§ **Task prompt**
Transcribe every entry word for word, but skip the images.

§ **Working data**
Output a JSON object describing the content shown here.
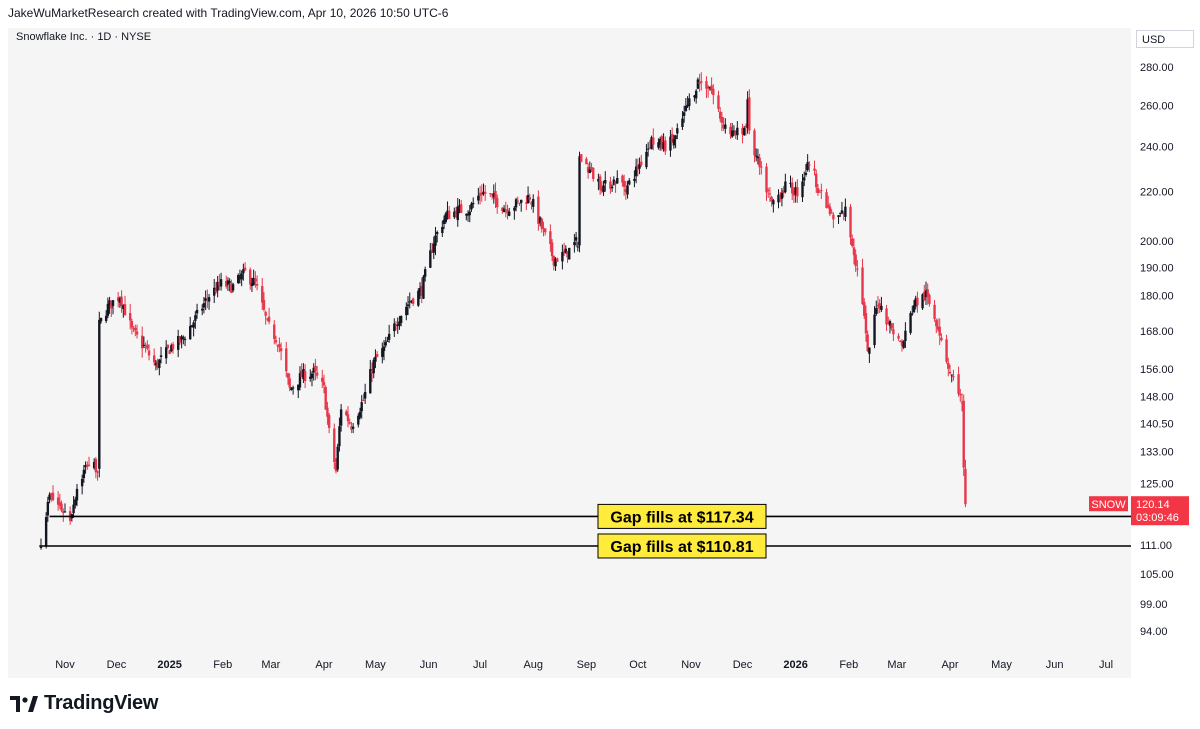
{
  "header": {
    "attribution": "JakeWuMarketResearch created with TradingView.com, Apr 10, 2026 10:50 UTC-6"
  },
  "symbol_title": "Snowflake Inc. · 1D · NYSE",
  "currency": "USD",
  "brand": "TradingView",
  "colors": {
    "up": "#131722",
    "down": "#e8364a",
    "annotation_bg": "#ffeb3b",
    "line": "#000000",
    "price_label": "#f23645"
  },
  "chart_data": {
    "type": "candlestick",
    "title": "Snowflake Inc. · 1D · NYSE",
    "ylabel": "USD",
    "log_scale": true,
    "ylim": [
      90,
      290
    ],
    "y_ticks": [
      280.0,
      260.0,
      240.0,
      220.0,
      200.0,
      190.0,
      180.0,
      168.0,
      156.0,
      148.0,
      140.5,
      133.0,
      125.0,
      111.0,
      105.0,
      99.0,
      94.0
    ],
    "x_ticks": [
      {
        "label": "Nov",
        "date": "2024-11-01",
        "bold": false
      },
      {
        "label": "Dec",
        "date": "2024-12-01",
        "bold": false
      },
      {
        "label": "2025",
        "date": "2025-01-01",
        "bold": true
      },
      {
        "label": "Feb",
        "date": "2025-02-01",
        "bold": false
      },
      {
        "label": "Mar",
        "date": "2025-03-01",
        "bold": false
      },
      {
        "label": "Apr",
        "date": "2025-04-01",
        "bold": false
      },
      {
        "label": "May",
        "date": "2025-05-01",
        "bold": false
      },
      {
        "label": "Jun",
        "date": "2025-06-01",
        "bold": false
      },
      {
        "label": "Jul",
        "date": "2025-07-01",
        "bold": false
      },
      {
        "label": "Aug",
        "date": "2025-08-01",
        "bold": false
      },
      {
        "label": "Sep",
        "date": "2025-09-01",
        "bold": false
      },
      {
        "label": "Oct",
        "date": "2025-10-01",
        "bold": false
      },
      {
        "label": "Nov",
        "date": "2025-11-01",
        "bold": false
      },
      {
        "label": "Dec",
        "date": "2025-12-01",
        "bold": false
      },
      {
        "label": "2026",
        "date": "2026-01-01",
        "bold": true
      },
      {
        "label": "Feb",
        "date": "2026-02-01",
        "bold": false
      },
      {
        "label": "Mar",
        "date": "2026-03-01",
        "bold": false
      },
      {
        "label": "Apr",
        "date": "2026-04-01",
        "bold": false
      },
      {
        "label": "May",
        "date": "2026-05-01",
        "bold": false
      },
      {
        "label": "Jun",
        "date": "2026-06-01",
        "bold": false
      },
      {
        "label": "Jul",
        "date": "2026-07-01",
        "bold": false
      }
    ],
    "series": [
      {
        "kind": "close_path_approx",
        "points": [
          [
            "2024-10-18",
            112
          ],
          [
            "2024-10-23",
            122
          ],
          [
            "2024-10-28",
            120
          ],
          [
            "2024-11-04",
            117
          ],
          [
            "2024-11-08",
            124
          ],
          [
            "2024-11-14",
            130
          ],
          [
            "2024-11-20",
            129
          ],
          [
            "2024-11-21",
            170
          ],
          [
            "2024-11-26",
            176
          ],
          [
            "2024-12-03",
            180
          ],
          [
            "2024-12-10",
            168
          ],
          [
            "2024-12-17",
            163
          ],
          [
            "2024-12-24",
            157
          ],
          [
            "2025-01-02",
            163
          ],
          [
            "2025-01-08",
            165
          ],
          [
            "2025-01-16",
            172
          ],
          [
            "2025-01-24",
            180
          ],
          [
            "2025-01-31",
            184
          ],
          [
            "2025-02-07",
            183
          ],
          [
            "2025-02-14",
            188
          ],
          [
            "2025-02-20",
            184
          ],
          [
            "2025-02-27",
            170
          ],
          [
            "2025-03-05",
            165
          ],
          [
            "2025-03-12",
            150
          ],
          [
            "2025-03-19",
            154
          ],
          [
            "2025-03-26",
            155
          ],
          [
            "2025-04-01",
            150
          ],
          [
            "2025-04-04",
            138
          ],
          [
            "2025-04-08",
            128
          ],
          [
            "2025-04-11",
            145
          ],
          [
            "2025-04-17",
            140
          ],
          [
            "2025-04-24",
            147
          ],
          [
            "2025-04-30",
            158
          ],
          [
            "2025-05-07",
            163
          ],
          [
            "2025-05-14",
            172
          ],
          [
            "2025-05-21",
            178
          ],
          [
            "2025-05-28",
            182
          ],
          [
            "2025-06-04",
            200
          ],
          [
            "2025-06-11",
            210
          ],
          [
            "2025-06-18",
            212
          ],
          [
            "2025-06-25",
            213
          ],
          [
            "2025-07-02",
            220
          ],
          [
            "2025-07-09",
            217
          ],
          [
            "2025-07-16",
            213
          ],
          [
            "2025-07-23",
            215
          ],
          [
            "2025-07-30",
            218
          ],
          [
            "2025-08-06",
            205
          ],
          [
            "2025-08-13",
            193
          ],
          [
            "2025-08-20",
            195
          ],
          [
            "2025-08-27",
            200
          ],
          [
            "2025-08-28",
            235
          ],
          [
            "2025-09-04",
            228
          ],
          [
            "2025-09-11",
            222
          ],
          [
            "2025-09-18",
            225
          ],
          [
            "2025-09-25",
            222
          ],
          [
            "2025-10-02",
            232
          ],
          [
            "2025-10-09",
            243
          ],
          [
            "2025-10-16",
            240
          ],
          [
            "2025-10-23",
            244
          ],
          [
            "2025-10-30",
            260
          ],
          [
            "2025-11-05",
            272
          ],
          [
            "2025-11-12",
            270
          ],
          [
            "2025-11-19",
            252
          ],
          [
            "2025-11-26",
            245
          ],
          [
            "2025-12-03",
            250
          ],
          [
            "2025-12-04",
            265
          ],
          [
            "2025-12-05",
            245
          ],
          [
            "2025-12-11",
            230
          ],
          [
            "2025-12-18",
            215
          ],
          [
            "2025-12-26",
            222
          ],
          [
            "2026-01-02",
            220
          ],
          [
            "2026-01-09",
            233
          ],
          [
            "2026-01-16",
            218
          ],
          [
            "2026-01-23",
            208
          ],
          [
            "2026-01-30",
            212
          ],
          [
            "2026-02-04",
            196
          ],
          [
            "2026-02-09",
            178
          ],
          [
            "2026-02-12",
            160
          ],
          [
            "2026-02-18",
            178
          ],
          [
            "2026-02-25",
            170
          ],
          [
            "2026-03-04",
            163
          ],
          [
            "2026-03-11",
            177
          ],
          [
            "2026-03-18",
            180
          ],
          [
            "2026-03-25",
            170
          ],
          [
            "2026-04-01",
            155
          ],
          [
            "2026-04-06",
            150
          ],
          [
            "2026-04-08",
            145
          ],
          [
            "2026-04-09",
            130
          ],
          [
            "2026-04-10",
            120.14
          ]
        ]
      }
    ],
    "horizontal_lines": [
      {
        "price": 117.34,
        "label": "Gap fills at $117.34",
        "start": "2024-10-23"
      },
      {
        "price": 110.81,
        "label": "Gap fills at $110.81",
        "start": "2024-10-17"
      }
    ],
    "last_price": {
      "symbol": "SNOW",
      "price": "120.14",
      "countdown": "03:09:46"
    }
  }
}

§ **Correct output**
Output a JSON object describing the content shown here.
{
  "header": {
    "attribution": "JakeWuMarketResearch created with TradingView.com, Apr 10, 2026 10:50 UTC-6"
  },
  "symbol_title": "Snowflake Inc. · 1D · NYSE",
  "currency": "USD",
  "brand": "TradingView",
  "colors": {
    "up": "#131722",
    "down": "#e8364a",
    "annotation_bg": "#ffeb3b",
    "line": "#000000",
    "price_label": "#f23645"
  },
  "chart_data": {
    "type": "candlestick",
    "title": "Snowflake Inc. · 1D · NYSE",
    "ylabel": "USD",
    "log_scale": true,
    "ylim": [
      90,
      290
    ],
    "y_ticks": [
      280.0,
      260.0,
      240.0,
      220.0,
      200.0,
      190.0,
      180.0,
      168.0,
      156.0,
      148.0,
      140.5,
      133.0,
      125.0,
      111.0,
      105.0,
      99.0,
      94.0
    ],
    "x_ticks": [
      {
        "label": "Nov",
        "date": "2024-11-01",
        "bold": false
      },
      {
        "label": "Dec",
        "date": "2024-12-01",
        "bold": false
      },
      {
        "label": "2025",
        "date": "2025-01-01",
        "bold": true
      },
      {
        "label": "Feb",
        "date": "2025-02-01",
        "bold": false
      },
      {
        "label": "Mar",
        "date": "2025-03-01",
        "bold": false
      },
      {
        "label": "Apr",
        "date": "2025-04-01",
        "bold": false
      },
      {
        "label": "May",
        "date": "2025-05-01",
        "bold": false
      },
      {
        "label": "Jun",
        "date": "2025-06-01",
        "bold": false
      },
      {
        "label": "Jul",
        "date": "2025-07-01",
        "bold": false
      },
      {
        "label": "Aug",
        "date": "2025-08-01",
        "bold": false
      },
      {
        "label": "Sep",
        "date": "2025-09-01",
        "bold": false
      },
      {
        "label": "Oct",
        "date": "2025-10-01",
        "bold": false
      },
      {
        "label": "Nov",
        "date": "2025-11-01",
        "bold": false
      },
      {
        "label": "Dec",
        "date": "2025-12-01",
        "bold": false
      },
      {
        "label": "2026",
        "date": "2026-01-01",
        "bold": true
      },
      {
        "label": "Feb",
        "date": "2026-02-01",
        "bold": false
      },
      {
        "label": "Mar",
        "date": "2026-03-01",
        "bold": false
      },
      {
        "label": "Apr",
        "date": "2026-04-01",
        "bold": false
      },
      {
        "label": "May",
        "date": "2026-05-01",
        "bold": false
      },
      {
        "label": "Jun",
        "date": "2026-06-01",
        "bold": false
      },
      {
        "label": "Jul",
        "date": "2026-07-01",
        "bold": false
      }
    ],
    "series": [
      {
        "kind": "close_path_approx",
        "points": [
          [
            "2024-10-18",
            112
          ],
          [
            "2024-10-23",
            122
          ],
          [
            "2024-10-28",
            120
          ],
          [
            "2024-11-04",
            117
          ],
          [
            "2024-11-08",
            124
          ],
          [
            "2024-11-14",
            130
          ],
          [
            "2024-11-20",
            129
          ],
          [
            "2024-11-21",
            170
          ],
          [
            "2024-11-26",
            176
          ],
          [
            "2024-12-03",
            180
          ],
          [
            "2024-12-10",
            168
          ],
          [
            "2024-12-17",
            163
          ],
          [
            "2024-12-24",
            157
          ],
          [
            "2025-01-02",
            163
          ],
          [
            "2025-01-08",
            165
          ],
          [
            "2025-01-16",
            172
          ],
          [
            "2025-01-24",
            180
          ],
          [
            "2025-01-31",
            184
          ],
          [
            "2025-02-07",
            183
          ],
          [
            "2025-02-14",
            188
          ],
          [
            "2025-02-20",
            184
          ],
          [
            "2025-02-27",
            170
          ],
          [
            "2025-03-05",
            165
          ],
          [
            "2025-03-12",
            150
          ],
          [
            "2025-03-19",
            154
          ],
          [
            "2025-03-26",
            155
          ],
          [
            "2025-04-01",
            150
          ],
          [
            "2025-04-04",
            138
          ],
          [
            "2025-04-08",
            128
          ],
          [
            "2025-04-11",
            145
          ],
          [
            "2025-04-17",
            140
          ],
          [
            "2025-04-24",
            147
          ],
          [
            "2025-04-30",
            158
          ],
          [
            "2025-05-07",
            163
          ],
          [
            "2025-05-14",
            172
          ],
          [
            "2025-05-21",
            178
          ],
          [
            "2025-05-28",
            182
          ],
          [
            "2025-06-04",
            200
          ],
          [
            "2025-06-11",
            210
          ],
          [
            "2025-06-18",
            212
          ],
          [
            "2025-06-25",
            213
          ],
          [
            "2025-07-02",
            220
          ],
          [
            "2025-07-09",
            217
          ],
          [
            "2025-07-16",
            213
          ],
          [
            "2025-07-23",
            215
          ],
          [
            "2025-07-30",
            218
          ],
          [
            "2025-08-06",
            205
          ],
          [
            "2025-08-13",
            193
          ],
          [
            "2025-08-20",
            195
          ],
          [
            "2025-08-27",
            200
          ],
          [
            "2025-08-28",
            235
          ],
          [
            "2025-09-04",
            228
          ],
          [
            "2025-09-11",
            222
          ],
          [
            "2025-09-18",
            225
          ],
          [
            "2025-09-25",
            222
          ],
          [
            "2025-10-02",
            232
          ],
          [
            "2025-10-09",
            243
          ],
          [
            "2025-10-16",
            240
          ],
          [
            "2025-10-23",
            244
          ],
          [
            "2025-10-30",
            260
          ],
          [
            "2025-11-05",
            272
          ],
          [
            "2025-11-12",
            270
          ],
          [
            "2025-11-19",
            252
          ],
          [
            "2025-11-26",
            245
          ],
          [
            "2025-12-03",
            250
          ],
          [
            "2025-12-04",
            265
          ],
          [
            "2025-12-05",
            245
          ],
          [
            "2025-12-11",
            230
          ],
          [
            "2025-12-18",
            215
          ],
          [
            "2025-12-26",
            222
          ],
          [
            "2026-01-02",
            220
          ],
          [
            "2026-01-09",
            233
          ],
          [
            "2026-01-16",
            218
          ],
          [
            "2026-01-23",
            208
          ],
          [
            "2026-01-30",
            212
          ],
          [
            "2026-02-04",
            196
          ],
          [
            "2026-02-09",
            178
          ],
          [
            "2026-02-12",
            160
          ],
          [
            "2026-02-18",
            178
          ],
          [
            "2026-02-25",
            170
          ],
          [
            "2026-03-04",
            163
          ],
          [
            "2026-03-11",
            177
          ],
          [
            "2026-03-18",
            180
          ],
          [
            "2026-03-25",
            170
          ],
          [
            "2026-04-01",
            155
          ],
          [
            "2026-04-06",
            150
          ],
          [
            "2026-04-08",
            145
          ],
          [
            "2026-04-09",
            130
          ],
          [
            "2026-04-10",
            120.14
          ]
        ]
      }
    ],
    "horizontal_lines": [
      {
        "price": 117.34,
        "label": "Gap fills at $117.34",
        "start": "2024-10-23"
      },
      {
        "price": 110.81,
        "label": "Gap fills at $110.81",
        "start": "2024-10-17"
      }
    ],
    "last_price": {
      "symbol": "SNOW",
      "price": "120.14",
      "countdown": "03:09:46"
    }
  }
}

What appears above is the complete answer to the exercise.